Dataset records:
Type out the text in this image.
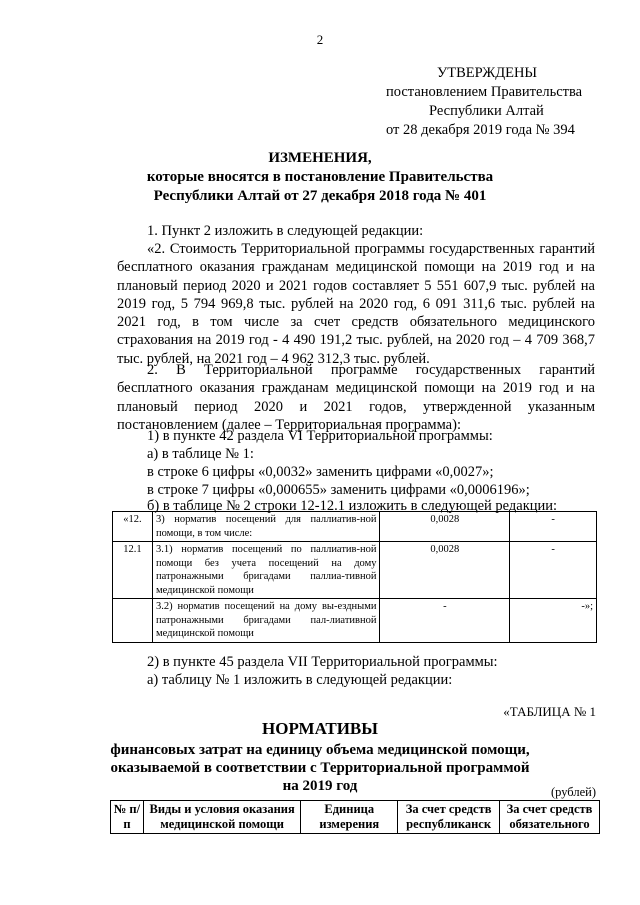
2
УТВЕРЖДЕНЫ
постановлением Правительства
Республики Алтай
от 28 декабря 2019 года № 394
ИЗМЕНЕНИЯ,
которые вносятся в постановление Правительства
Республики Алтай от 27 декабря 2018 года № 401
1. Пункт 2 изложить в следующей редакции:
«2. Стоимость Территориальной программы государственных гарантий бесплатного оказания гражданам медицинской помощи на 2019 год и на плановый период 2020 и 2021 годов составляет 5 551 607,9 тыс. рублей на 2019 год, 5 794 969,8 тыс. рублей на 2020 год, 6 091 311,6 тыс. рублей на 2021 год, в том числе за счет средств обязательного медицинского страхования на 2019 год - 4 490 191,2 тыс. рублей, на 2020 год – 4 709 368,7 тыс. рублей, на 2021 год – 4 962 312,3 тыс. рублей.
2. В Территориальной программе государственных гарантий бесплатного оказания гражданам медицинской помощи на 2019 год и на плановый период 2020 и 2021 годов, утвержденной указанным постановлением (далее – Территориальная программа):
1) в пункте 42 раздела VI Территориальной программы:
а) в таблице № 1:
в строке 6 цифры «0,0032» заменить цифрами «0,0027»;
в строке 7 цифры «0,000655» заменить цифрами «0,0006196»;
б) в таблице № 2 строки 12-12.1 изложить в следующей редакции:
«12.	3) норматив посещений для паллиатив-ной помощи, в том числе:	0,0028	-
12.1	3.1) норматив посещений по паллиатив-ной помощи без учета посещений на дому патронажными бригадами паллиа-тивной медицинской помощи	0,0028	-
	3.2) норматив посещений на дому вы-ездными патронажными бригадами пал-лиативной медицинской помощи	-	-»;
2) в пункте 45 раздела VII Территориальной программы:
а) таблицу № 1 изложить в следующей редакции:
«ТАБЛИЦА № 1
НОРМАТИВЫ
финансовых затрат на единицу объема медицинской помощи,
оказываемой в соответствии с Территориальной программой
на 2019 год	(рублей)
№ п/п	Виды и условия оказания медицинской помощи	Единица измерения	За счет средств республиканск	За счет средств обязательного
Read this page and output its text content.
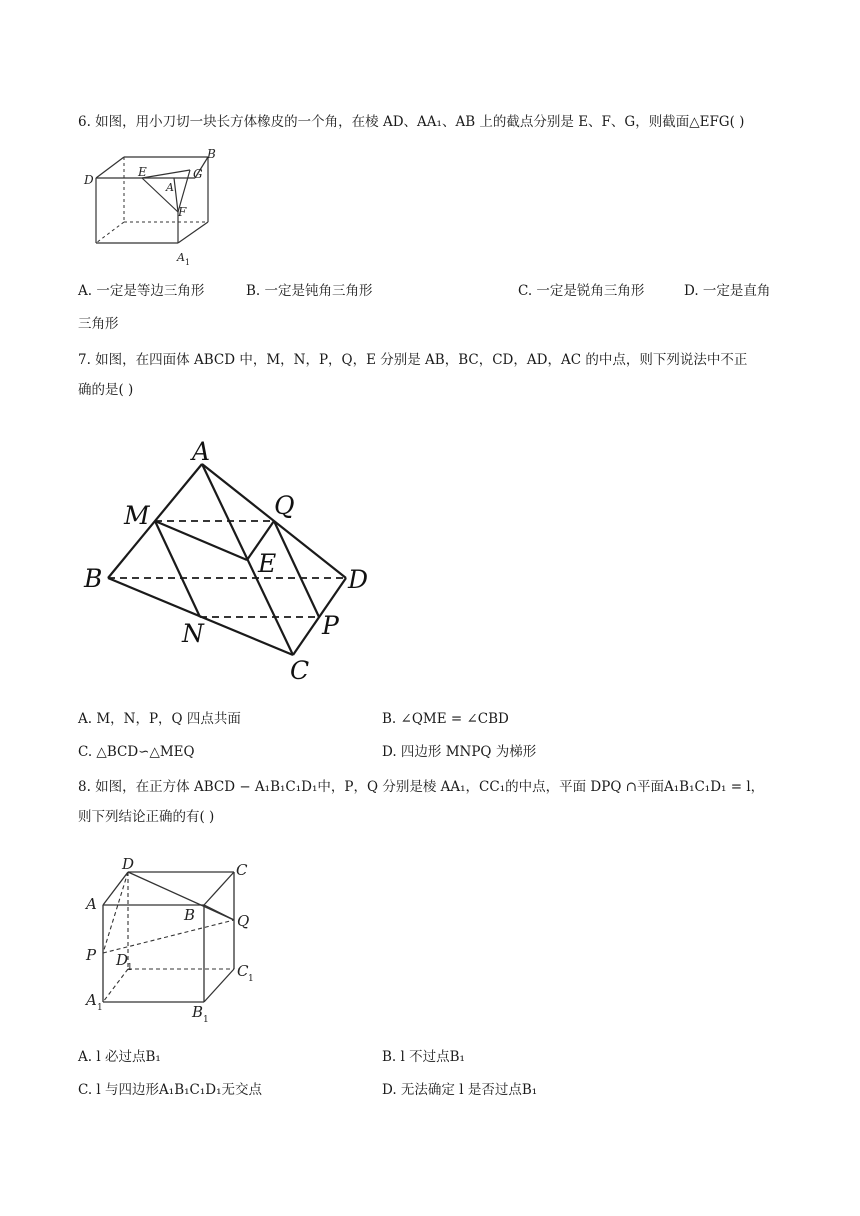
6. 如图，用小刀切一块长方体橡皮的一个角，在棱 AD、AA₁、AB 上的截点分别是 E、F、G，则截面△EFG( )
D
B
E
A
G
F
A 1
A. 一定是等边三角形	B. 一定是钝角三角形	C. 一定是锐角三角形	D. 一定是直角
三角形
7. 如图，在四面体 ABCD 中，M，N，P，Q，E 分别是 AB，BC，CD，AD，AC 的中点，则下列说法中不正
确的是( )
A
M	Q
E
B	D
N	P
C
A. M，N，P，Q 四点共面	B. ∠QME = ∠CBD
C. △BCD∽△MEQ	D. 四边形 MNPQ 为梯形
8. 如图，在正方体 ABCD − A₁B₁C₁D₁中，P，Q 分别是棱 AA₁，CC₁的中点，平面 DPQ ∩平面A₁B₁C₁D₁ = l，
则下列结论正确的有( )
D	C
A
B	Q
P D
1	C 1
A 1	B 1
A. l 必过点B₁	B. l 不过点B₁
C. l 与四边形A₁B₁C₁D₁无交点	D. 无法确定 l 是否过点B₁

Exercise directions: Take every line from the data that contains the word "бригадами".

Completed exercise:
12.1	3.1) норматив посещений по паллиатив-ной помощи без учета посещений на дому патронажными бригадами паллиа-тивной медицинской помощи	0,0028	-
	3.2) норматив посещений на дому вы-ездными патронажными бригадами пал-лиативной медицинской помощи	-	-»;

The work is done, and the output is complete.